4 août 2009

Lorsque tu ne sais pas où tu vas, regarde d'où tu viens.


Joli proverbe africain qui m'amène à parler de mes origines congolaises et de mon attachement à l'Afrique en général.
Ceci dit, je me demande si je sais véritablement d'où je viens.
Ce que j'essaye de dire par là c'est que je me construis et essaye de devenir adulte en prenant conscience jour après jour que je suis une handicapée.
Je sens de façon de plus en plus aiguë, qu' il me manque quelque chose dans ma vie et je peux le dire (ils le reconnaissent eux-même), tout cela est ENTIÈREMENT de la faute de mes parents!
Ce que je leur reproche c'est de m'avoir strictement rien transmis de LEUR culture, de MA culture d'origine dont le plus fondamental est pour moi la compréhension de la langue.
Comment être au plus près des gens, de leur univers mental, de leur être si on n'arrive pas à comprendre leur façon de mettre des mots sur le monde qui les entoure!
Moi j'ai vécu toute mon enfance dans une sorte de bulle qui m'empêchait de comprendre ce qui se disait avec ce bruit de fond, une résonance sans fin, de conversations en LINGALA.

Données =>
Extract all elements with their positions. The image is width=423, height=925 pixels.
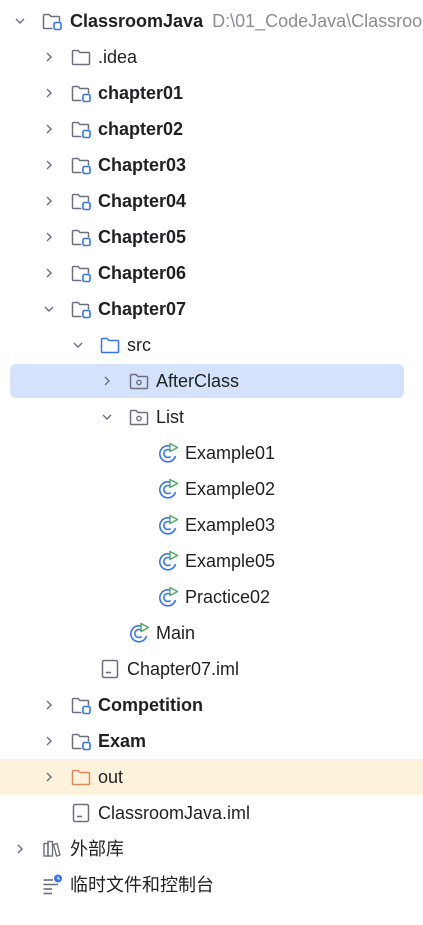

Consigne => Indiquez dans quelle langue se déroulaient les conversations évoquées dans la dernière phrase de l'extrait. Appuyez-vous uniquement sur l'extrait pour répondre.

Corrigé => Elles se déroulaient en lingala.